Collected data
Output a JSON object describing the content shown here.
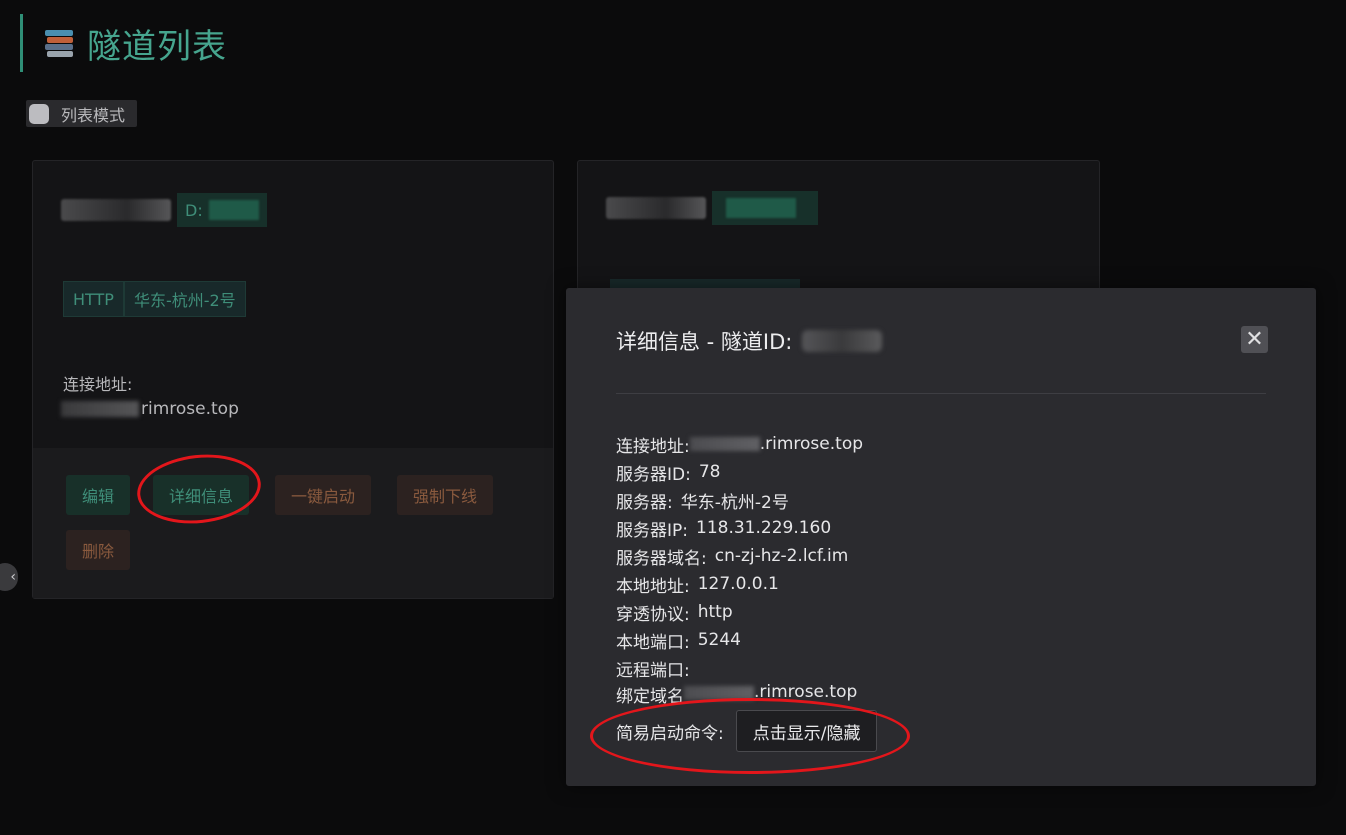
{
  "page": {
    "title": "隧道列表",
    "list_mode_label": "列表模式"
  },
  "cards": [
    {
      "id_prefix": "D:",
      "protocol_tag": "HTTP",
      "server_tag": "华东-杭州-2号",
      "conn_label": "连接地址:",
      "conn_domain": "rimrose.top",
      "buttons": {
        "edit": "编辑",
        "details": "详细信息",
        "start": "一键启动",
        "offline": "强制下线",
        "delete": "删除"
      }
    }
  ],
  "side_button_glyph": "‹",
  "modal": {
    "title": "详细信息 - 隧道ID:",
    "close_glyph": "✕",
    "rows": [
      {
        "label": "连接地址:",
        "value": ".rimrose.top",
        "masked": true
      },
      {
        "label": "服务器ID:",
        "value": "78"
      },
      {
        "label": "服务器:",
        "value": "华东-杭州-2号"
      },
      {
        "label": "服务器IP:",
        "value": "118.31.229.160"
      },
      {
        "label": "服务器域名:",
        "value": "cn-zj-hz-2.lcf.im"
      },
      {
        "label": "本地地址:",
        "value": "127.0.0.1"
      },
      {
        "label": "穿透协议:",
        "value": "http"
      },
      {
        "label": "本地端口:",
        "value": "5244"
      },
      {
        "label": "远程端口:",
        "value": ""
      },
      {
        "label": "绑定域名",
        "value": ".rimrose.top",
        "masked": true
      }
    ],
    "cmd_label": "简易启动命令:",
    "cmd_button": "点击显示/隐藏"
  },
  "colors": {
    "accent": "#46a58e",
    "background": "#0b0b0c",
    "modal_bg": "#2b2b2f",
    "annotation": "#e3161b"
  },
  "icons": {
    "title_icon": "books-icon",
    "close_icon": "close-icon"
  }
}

#### [THE TASK]
Without the pictures, write out the whole listing above exactly as it appears.

#### [THE RESULT]
Output a JSON object describing the content shown here.
{
  "page": {
    "title": "隧道列表",
    "list_mode_label": "列表模式"
  },
  "cards": [
    {
      "id_prefix": "D:",
      "protocol_tag": "HTTP",
      "server_tag": "华东-杭州-2号",
      "conn_label": "连接地址:",
      "conn_domain": "rimrose.top",
      "buttons": {
        "edit": "编辑",
        "details": "详细信息",
        "start": "一键启动",
        "offline": "强制下线",
        "delete": "删除"
      }
    }
  ],
  "side_button_glyph": "‹",
  "modal": {
    "title": "详细信息 - 隧道ID:",
    "close_glyph": "✕",
    "rows": [
      {
        "label": "连接地址:",
        "value": ".rimrose.top",
        "masked": true
      },
      {
        "label": "服务器ID:",
        "value": "78"
      },
      {
        "label": "服务器:",
        "value": "华东-杭州-2号"
      },
      {
        "label": "服务器IP:",
        "value": "118.31.229.160"
      },
      {
        "label": "服务器域名:",
        "value": "cn-zj-hz-2.lcf.im"
      },
      {
        "label": "本地地址:",
        "value": "127.0.0.1"
      },
      {
        "label": "穿透协议:",
        "value": "http"
      },
      {
        "label": "本地端口:",
        "value": "5244"
      },
      {
        "label": "远程端口:",
        "value": ""
      },
      {
        "label": "绑定域名",
        "value": ".rimrose.top",
        "masked": true
      }
    ],
    "cmd_label": "简易启动命令:",
    "cmd_button": "点击显示/隐藏"
  },
  "colors": {
    "accent": "#46a58e",
    "background": "#0b0b0c",
    "modal_bg": "#2b2b2f",
    "annotation": "#e3161b"
  },
  "icons": {
    "title_icon": "books-icon",
    "close_icon": "close-icon"
  }
}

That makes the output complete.